══ Records supplied ══
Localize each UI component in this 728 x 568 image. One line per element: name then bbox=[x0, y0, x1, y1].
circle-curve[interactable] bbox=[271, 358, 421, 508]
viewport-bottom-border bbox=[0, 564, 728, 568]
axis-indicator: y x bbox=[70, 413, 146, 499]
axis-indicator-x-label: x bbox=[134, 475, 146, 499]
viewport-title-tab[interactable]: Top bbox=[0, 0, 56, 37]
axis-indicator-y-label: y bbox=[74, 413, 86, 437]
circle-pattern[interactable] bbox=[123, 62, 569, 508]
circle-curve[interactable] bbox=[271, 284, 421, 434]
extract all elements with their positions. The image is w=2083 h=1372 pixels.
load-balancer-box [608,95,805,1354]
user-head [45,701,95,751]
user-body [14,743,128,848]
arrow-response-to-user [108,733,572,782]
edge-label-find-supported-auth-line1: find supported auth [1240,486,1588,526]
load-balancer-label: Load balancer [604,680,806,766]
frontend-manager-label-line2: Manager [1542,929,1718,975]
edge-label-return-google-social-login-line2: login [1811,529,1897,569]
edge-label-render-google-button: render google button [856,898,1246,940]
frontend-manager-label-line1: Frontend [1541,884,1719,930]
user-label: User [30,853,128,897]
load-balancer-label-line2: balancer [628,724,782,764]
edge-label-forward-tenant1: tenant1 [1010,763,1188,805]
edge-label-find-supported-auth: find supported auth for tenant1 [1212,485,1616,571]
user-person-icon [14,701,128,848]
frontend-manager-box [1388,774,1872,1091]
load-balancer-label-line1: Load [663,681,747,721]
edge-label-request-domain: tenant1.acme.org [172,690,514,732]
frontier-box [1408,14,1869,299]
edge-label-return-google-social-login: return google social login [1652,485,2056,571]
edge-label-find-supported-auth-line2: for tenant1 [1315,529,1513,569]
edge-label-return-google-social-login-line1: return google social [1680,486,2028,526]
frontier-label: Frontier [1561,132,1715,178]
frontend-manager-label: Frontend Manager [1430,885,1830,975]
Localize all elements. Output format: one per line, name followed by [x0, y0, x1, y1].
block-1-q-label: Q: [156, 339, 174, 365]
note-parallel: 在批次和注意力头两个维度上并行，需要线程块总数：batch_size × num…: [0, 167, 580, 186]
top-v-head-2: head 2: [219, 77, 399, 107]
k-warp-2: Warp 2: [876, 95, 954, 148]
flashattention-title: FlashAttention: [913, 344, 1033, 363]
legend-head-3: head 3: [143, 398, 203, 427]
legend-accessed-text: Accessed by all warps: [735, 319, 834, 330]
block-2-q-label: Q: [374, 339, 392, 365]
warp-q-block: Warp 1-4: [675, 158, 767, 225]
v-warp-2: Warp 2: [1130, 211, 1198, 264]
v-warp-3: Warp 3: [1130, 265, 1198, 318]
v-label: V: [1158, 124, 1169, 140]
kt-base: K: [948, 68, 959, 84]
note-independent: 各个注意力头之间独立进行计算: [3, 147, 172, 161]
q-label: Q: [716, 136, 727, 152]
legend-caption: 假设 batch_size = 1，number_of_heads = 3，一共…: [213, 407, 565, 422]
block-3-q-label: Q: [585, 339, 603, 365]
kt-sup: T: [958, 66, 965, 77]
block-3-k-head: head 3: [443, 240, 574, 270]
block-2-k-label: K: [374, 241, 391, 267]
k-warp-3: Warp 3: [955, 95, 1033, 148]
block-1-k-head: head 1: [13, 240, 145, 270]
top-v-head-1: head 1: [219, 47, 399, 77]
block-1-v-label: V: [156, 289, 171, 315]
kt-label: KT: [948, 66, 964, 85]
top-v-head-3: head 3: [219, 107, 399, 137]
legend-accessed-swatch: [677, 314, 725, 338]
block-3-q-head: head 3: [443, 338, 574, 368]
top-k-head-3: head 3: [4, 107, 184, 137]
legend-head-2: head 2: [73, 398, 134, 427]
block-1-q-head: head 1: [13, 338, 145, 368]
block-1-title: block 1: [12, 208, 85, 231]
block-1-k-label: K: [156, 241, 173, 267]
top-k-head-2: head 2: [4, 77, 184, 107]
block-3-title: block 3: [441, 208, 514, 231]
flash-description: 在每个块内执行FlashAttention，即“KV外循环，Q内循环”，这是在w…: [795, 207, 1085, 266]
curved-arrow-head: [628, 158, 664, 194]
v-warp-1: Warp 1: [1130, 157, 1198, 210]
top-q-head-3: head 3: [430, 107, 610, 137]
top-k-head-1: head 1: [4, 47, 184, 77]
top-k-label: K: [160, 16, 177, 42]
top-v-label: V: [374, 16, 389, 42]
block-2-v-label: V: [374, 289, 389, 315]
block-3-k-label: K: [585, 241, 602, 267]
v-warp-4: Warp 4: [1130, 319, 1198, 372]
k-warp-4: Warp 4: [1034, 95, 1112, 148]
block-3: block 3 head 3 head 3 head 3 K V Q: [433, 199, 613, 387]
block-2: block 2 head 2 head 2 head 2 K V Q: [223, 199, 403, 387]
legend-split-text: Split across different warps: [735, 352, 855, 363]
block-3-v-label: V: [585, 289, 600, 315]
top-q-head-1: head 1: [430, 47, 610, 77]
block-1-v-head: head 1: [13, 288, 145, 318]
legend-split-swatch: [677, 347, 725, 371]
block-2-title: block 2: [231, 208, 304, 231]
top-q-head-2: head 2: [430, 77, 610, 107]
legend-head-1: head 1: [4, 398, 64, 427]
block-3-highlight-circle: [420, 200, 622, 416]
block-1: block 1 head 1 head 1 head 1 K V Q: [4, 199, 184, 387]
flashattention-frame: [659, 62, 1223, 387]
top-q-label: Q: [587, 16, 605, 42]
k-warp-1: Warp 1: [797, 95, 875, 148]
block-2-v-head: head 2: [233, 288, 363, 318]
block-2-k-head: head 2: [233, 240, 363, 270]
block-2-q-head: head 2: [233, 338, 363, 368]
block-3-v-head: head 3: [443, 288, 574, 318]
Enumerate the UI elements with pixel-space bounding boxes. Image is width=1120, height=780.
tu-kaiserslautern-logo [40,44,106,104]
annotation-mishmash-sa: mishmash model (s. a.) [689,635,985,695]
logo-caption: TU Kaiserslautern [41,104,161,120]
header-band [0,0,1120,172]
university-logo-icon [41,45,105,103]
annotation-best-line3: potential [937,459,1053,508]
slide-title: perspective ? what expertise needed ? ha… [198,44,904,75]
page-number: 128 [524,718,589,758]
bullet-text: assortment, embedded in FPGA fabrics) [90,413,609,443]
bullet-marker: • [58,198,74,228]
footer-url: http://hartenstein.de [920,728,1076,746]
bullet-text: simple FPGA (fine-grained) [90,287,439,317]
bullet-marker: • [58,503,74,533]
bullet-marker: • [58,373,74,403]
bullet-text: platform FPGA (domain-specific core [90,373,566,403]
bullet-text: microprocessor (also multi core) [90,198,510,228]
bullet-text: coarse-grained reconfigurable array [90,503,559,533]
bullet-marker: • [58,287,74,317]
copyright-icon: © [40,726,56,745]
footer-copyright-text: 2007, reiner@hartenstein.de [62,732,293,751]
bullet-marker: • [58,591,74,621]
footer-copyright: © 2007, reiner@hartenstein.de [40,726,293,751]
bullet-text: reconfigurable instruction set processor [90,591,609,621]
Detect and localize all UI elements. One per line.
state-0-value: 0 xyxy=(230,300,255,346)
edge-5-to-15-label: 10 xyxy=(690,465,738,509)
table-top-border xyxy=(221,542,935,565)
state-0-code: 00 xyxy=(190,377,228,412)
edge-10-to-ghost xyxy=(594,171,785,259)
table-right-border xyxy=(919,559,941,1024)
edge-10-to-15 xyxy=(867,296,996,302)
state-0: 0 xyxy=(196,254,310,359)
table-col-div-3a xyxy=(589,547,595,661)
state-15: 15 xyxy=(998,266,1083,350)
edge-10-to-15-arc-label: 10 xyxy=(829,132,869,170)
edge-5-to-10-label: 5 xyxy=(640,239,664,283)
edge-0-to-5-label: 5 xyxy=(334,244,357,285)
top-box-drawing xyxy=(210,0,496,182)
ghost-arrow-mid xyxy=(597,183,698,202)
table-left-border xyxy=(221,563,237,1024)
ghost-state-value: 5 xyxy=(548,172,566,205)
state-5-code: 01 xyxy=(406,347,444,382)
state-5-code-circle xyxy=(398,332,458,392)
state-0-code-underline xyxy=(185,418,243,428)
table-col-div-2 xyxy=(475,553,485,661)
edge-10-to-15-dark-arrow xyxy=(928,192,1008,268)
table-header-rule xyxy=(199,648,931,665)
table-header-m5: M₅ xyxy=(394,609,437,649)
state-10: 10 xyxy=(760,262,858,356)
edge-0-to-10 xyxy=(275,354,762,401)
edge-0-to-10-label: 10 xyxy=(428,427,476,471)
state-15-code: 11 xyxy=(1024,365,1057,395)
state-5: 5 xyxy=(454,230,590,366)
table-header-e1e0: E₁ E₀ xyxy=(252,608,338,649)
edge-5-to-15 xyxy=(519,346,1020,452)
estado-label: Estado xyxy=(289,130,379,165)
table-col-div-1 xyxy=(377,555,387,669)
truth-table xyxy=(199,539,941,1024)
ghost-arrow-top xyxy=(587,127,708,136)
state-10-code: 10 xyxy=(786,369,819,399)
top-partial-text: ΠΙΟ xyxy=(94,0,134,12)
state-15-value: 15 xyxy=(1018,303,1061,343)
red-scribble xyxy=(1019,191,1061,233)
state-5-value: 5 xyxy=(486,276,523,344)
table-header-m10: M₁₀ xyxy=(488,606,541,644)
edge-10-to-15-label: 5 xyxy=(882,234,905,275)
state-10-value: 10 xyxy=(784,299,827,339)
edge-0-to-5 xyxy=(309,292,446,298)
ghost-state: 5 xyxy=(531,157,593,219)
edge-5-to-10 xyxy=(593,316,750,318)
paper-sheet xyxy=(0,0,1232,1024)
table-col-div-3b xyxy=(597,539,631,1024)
═══
• _Work to do_
Copy the entries word for word, starting at the first line and ending with the line that contains "user-body [14,743,128,848]".

• _Exercise output_
Localize each UI component in this 728 x 568 image. One line per element: name then bbox=[x0, y0, x1, y1].
circle-curve[interactable] bbox=[271, 358, 421, 508]
viewport-bottom-border bbox=[0, 564, 728, 568]
axis-indicator: y x bbox=[70, 413, 146, 499]
axis-indicator-x-label: x bbox=[134, 475, 146, 499]
viewport-title-tab[interactable]: Top bbox=[0, 0, 56, 37]
axis-indicator-y-label: y bbox=[74, 413, 86, 437]
circle-pattern[interactable] bbox=[123, 62, 569, 508]
circle-curve[interactable] bbox=[271, 284, 421, 434]
extract all elements with their positions. The image is w=2083 h=1372 pixels.
load-balancer-box [608,95,805,1354]
user-head [45,701,95,751]
user-body [14,743,128,848]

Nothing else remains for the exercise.